Begin Data in this exercise

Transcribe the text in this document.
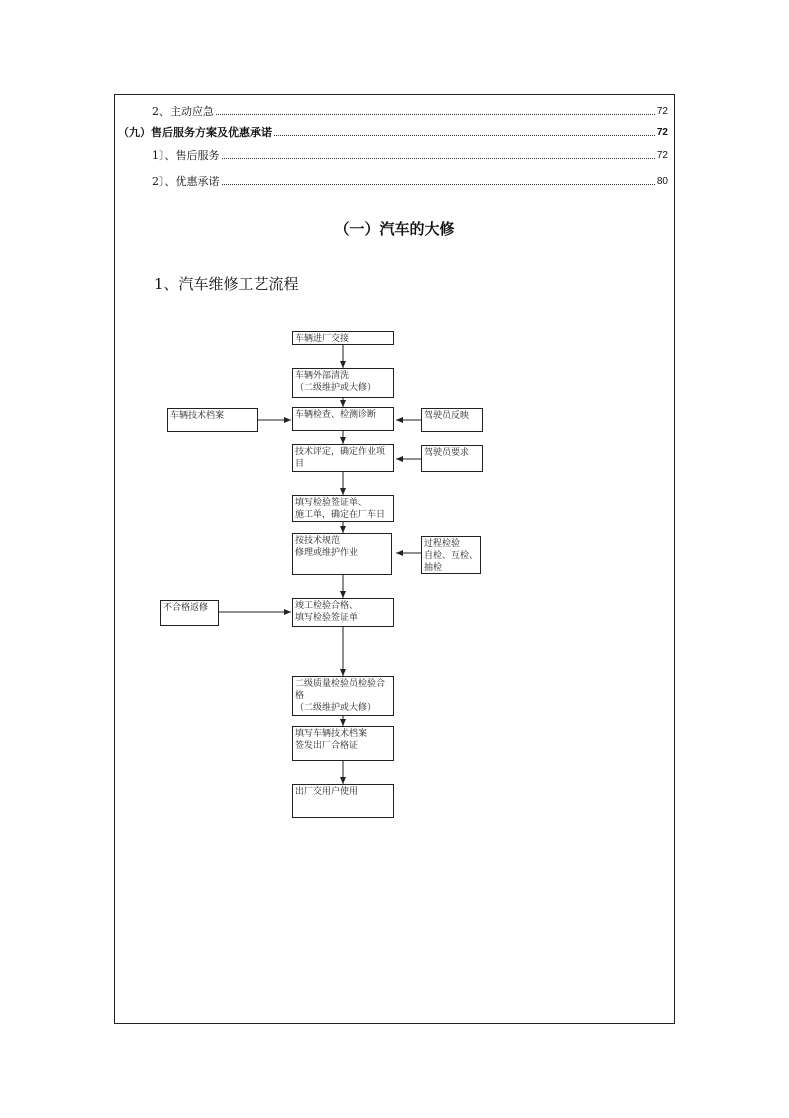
2、主动应急	72
（九）售后服务方案及优惠承诺	72
1〕、售后服务	72
2〕、优惠承诺	80
（一）汽车的大修
1、汽车维修工艺流程
车辆进厂交接
车辆外部清洗
（二级维护或大修）
车辆检查、检测诊断
技术评定，确定作业项目
填写检验签证单、
施工单，确定在厂车日
按技术规范
修理或维护作业
竣工检验合格、
填写检验签证单
二级质量检验员检验合格
（二级维护或大修）
填写车辆技术档案
签发出厂合格证
出厂交用户使用
车辆技术档案	驾驶员反映
驾驶员要求
过程检验
自检、互检、
抽检
不合格返修
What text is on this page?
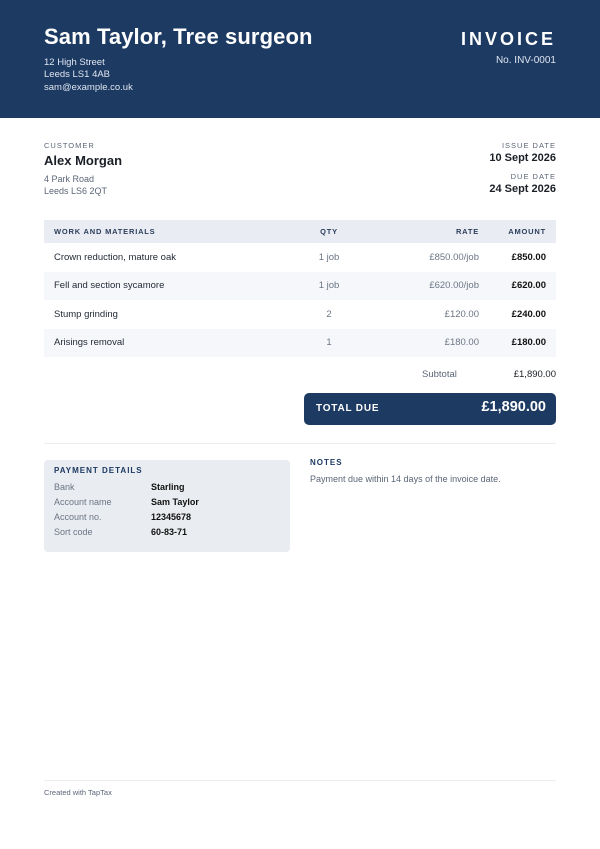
Sam Taylor, Tree surgeon
12 High Street
Leeds LS1 4AB
sam@example.co.uk
INVOICE
No. INV-0001
CUSTOMER
Alex Morgan
4 Park Road
Leeds LS6 2QT
ISSUE DATE
10 Sept 2026
DUE DATE
24 Sept 2026
WORK AND MATERIALS	QTY	RATE	AMOUNT
Crown reduction, mature oak	1 job	£850.00/job	£850.00
Fell and section sycamore	1 job	£620.00/job	£620.00
Stump grinding	2	£120.00	£240.00
Arisings removal	1	£180.00	£180.00
Subtotal	£1,890.00
TOTAL DUE	£1,890.00
PAYMENT DETAILS
Bank	Starling
Account name	Sam Taylor
Account no.	12345678
Sort code	60-83-71
NOTES
Payment due within 14 days of the invoice date.
Created with TapTax
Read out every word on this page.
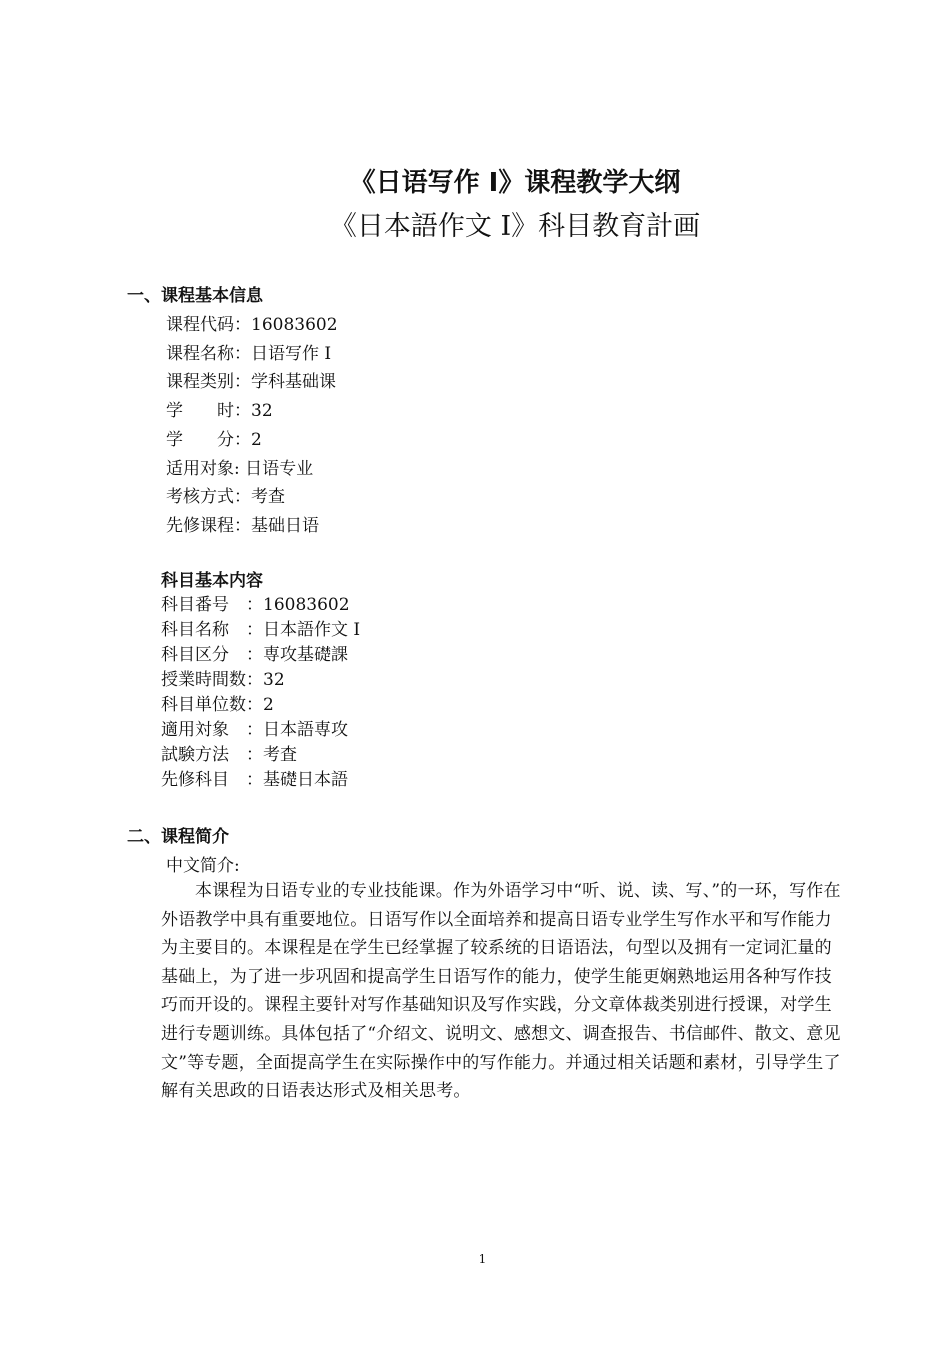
《日语写作 I》课程教学大纲
《日本語作文 I》科目教育計画
一、课程基本信息
课程代码：16083602
课程名称：日语写作 I
课程类别：学科基础课
学　　时：32
学　　分：2
适用对象: 日语专业
考核方式：考查
先修课程：基础日语
科目基本内容
科目番号　：16083602
科目名称　：日本語作文 I
科目区分　：専攻基礎課
授業時間数：32
科目単位数：2
適用対象　：日本語専攻
試験方法　：考査
先修科目　：基礎日本語
二、课程简介
中文简介:
本课程为日语专业的专业技能课。作为外语学习中“听、说、读、写、”的一环，写作在外语教学中具有重要地位。日语写作以全面培养和提高日语专业学生写作水平和写作能力为主要目的。本课程是在学生已经掌握了较系统的日语语法，句型以及拥有一定词汇量的基础上，为了进一步巩固和提高学生日语写作的能力，使学生能更娴熟地运用各种写作技巧而开设的。课程主要针对写作基础知识及写作实践，分文章体裁类别进行授课，对学生进行专题训练。具体包括了“介绍文、说明文、感想文、调查报告、书信邮件、散文、意见文”等专题，全面提高学生在实际操作中的写作能力。并通过相关话题和素材，引导学生了解有关思政的日语表达形式及相关思考。
1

End Data in this exercise

# What you need to do
Return each line of the data that contains the string "Taylor".

# Response
Sam Taylor, Tree surgeon
Account name	Sam Taylor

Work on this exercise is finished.